>> START

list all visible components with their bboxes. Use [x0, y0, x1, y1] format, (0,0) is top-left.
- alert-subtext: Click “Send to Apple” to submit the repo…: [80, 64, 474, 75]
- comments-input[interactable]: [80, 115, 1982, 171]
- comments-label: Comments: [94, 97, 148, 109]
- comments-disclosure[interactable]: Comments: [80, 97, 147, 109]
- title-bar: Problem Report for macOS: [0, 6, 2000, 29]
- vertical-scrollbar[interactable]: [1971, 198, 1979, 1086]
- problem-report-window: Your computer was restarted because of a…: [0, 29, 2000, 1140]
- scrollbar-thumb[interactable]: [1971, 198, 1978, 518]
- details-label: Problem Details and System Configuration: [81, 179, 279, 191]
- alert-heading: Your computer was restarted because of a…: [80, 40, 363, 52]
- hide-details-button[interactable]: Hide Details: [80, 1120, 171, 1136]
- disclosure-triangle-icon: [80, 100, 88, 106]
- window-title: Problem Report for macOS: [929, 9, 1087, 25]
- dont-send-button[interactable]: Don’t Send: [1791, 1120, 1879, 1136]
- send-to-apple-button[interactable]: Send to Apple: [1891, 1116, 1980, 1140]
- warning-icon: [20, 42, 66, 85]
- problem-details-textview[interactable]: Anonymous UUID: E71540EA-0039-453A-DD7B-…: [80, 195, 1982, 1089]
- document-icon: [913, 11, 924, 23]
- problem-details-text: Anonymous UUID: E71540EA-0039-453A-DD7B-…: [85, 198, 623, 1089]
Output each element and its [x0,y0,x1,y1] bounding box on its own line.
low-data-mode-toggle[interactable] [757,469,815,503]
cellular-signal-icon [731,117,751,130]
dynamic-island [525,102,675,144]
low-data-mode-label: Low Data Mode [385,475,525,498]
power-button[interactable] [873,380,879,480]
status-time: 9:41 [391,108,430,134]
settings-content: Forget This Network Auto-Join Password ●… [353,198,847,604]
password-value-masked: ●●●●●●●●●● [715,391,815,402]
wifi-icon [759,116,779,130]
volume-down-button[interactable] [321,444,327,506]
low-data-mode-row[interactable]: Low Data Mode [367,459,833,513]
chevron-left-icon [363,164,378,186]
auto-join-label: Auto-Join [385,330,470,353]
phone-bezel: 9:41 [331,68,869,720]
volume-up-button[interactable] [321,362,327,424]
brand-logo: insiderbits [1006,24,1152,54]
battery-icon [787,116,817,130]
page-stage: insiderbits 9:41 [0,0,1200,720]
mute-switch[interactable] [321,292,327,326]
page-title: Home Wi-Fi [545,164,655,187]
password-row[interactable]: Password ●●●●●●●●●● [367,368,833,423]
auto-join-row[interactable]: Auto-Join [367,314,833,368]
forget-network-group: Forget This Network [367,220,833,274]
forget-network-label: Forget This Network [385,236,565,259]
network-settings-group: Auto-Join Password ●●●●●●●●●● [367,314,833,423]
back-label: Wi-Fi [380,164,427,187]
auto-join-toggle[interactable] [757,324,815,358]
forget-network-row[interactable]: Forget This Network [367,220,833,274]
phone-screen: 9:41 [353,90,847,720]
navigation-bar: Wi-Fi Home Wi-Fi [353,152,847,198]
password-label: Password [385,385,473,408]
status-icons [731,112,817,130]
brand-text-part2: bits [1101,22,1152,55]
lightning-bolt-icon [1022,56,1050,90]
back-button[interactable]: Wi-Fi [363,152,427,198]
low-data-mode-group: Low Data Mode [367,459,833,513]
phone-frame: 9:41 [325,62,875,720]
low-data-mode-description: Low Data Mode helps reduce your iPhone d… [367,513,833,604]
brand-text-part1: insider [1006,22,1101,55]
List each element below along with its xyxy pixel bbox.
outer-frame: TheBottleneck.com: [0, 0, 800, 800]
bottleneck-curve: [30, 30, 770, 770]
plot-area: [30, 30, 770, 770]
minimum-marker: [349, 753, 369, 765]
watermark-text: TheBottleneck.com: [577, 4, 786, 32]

>> END

Given instruction: Retype every line of the material above, leaving each character unchanged.

Complete answer:
list all visible components with their bboxes. Use [x0, y0, x1, y1] format, (0,0) is top-left.
- alert-subtext: Click “Send to Apple” to submit the repo…: [80, 64, 474, 75]
- comments-input[interactable]: [80, 115, 1982, 171]
- comments-label: Comments: [94, 97, 148, 109]
- comments-disclosure[interactable]: Comments: [80, 97, 147, 109]
- title-bar: Problem Report for macOS: [0, 6, 2000, 29]
- vertical-scrollbar[interactable]: [1971, 198, 1979, 1086]
- problem-report-window: Your computer was restarted because of a…: [0, 29, 2000, 1140]
- scrollbar-thumb[interactable]: [1971, 198, 1978, 518]
- details-label: Problem Details and System Configuration: [81, 179, 279, 191]
- alert-heading: Your computer was restarted because of a…: [80, 40, 363, 52]
- hide-details-button[interactable]: Hide Details: [80, 1120, 171, 1136]
- disclosure-triangle-icon: [80, 100, 88, 106]
- window-title: Problem Report for macOS: [929, 9, 1087, 25]
- dont-send-button[interactable]: Don’t Send: [1791, 1120, 1879, 1136]
- send-to-apple-button[interactable]: Send to Apple: [1891, 1116, 1980, 1140]
- warning-icon: [20, 42, 66, 85]
- problem-details-textview[interactable]: Anonymous UUID: E71540EA-0039-453A-DD7B-…: [80, 195, 1982, 1089]
- document-icon: [913, 11, 924, 23]
- problem-details-text: Anonymous UUID: E71540EA-0039-453A-DD7B-…: [85, 198, 623, 1089]
Output each element and its [x0,y0,x1,y1] bounding box on its own line.
low-data-mode-toggle[interactable] [757,469,815,503]
cellular-signal-icon [731,117,751,130]
dynamic-island [525,102,675,144]
low-data-mode-label: Low Data Mode [385,475,525,498]
power-button[interactable] [873,380,879,480]
status-time: 9:41 [391,108,430,134]
settings-content: Forget This Network Auto-Join Password ●… [353,198,847,604]
password-value-masked: ●●●●●●●●●● [715,391,815,402]
wifi-icon [759,116,779,130]
volume-down-button[interactable] [321,444,327,506]
low-data-mode-row[interactable]: Low Data Mode [367,459,833,513]
chevron-left-icon [363,164,378,186]
auto-join-label: Auto-Join [385,330,470,353]
phone-bezel: 9:41 [331,68,869,720]
volume-up-button[interactable] [321,362,327,424]
brand-logo: insiderbits [1006,24,1152,54]
battery-icon [787,116,817,130]
page-stage: insiderbits 9:41 [0,0,1200,720]
mute-switch[interactable] [321,292,327,326]
page-title: Home Wi-Fi [545,164,655,187]
password-row[interactable]: Password ●●●●●●●●●● [367,368,833,423]
auto-join-row[interactable]: Auto-Join [367,314,833,368]
forget-network-group: Forget This Network [367,220,833,274]
forget-network-label: Forget This Network [385,236,565,259]
network-settings-group: Auto-Join Password ●●●●●●●●●● [367,314,833,423]
back-label: Wi-Fi [380,164,427,187]
auto-join-toggle[interactable] [757,324,815,358]
forget-network-row[interactable]: Forget This Network [367,220,833,274]
phone-screen: 9:41 [353,90,847,720]
navigation-bar: Wi-Fi Home Wi-Fi [353,152,847,198]
password-label: Password [385,385,473,408]
status-icons [731,112,817,130]
brand-text-part2: bits [1101,22,1152,55]
lightning-bolt-icon [1022,56,1050,90]
back-button[interactable]: Wi-Fi [363,152,427,198]
low-data-mode-group: Low Data Mode [367,459,833,513]
phone-frame: 9:41 [325,62,875,720]
low-data-mode-description: Low Data Mode helps reduce your iPhone d… [367,513,833,604]
brand-text-part1: insider [1006,22,1101,55]
List each element below along with its xyxy pixel bbox.
outer-frame: TheBottleneck.com: [0, 0, 800, 800]
bottleneck-curve: [30, 30, 770, 770]
plot-area: [30, 30, 770, 770]
minimum-marker: [349, 753, 369, 765]
watermark-text: TheBottleneck.com: [577, 4, 786, 32]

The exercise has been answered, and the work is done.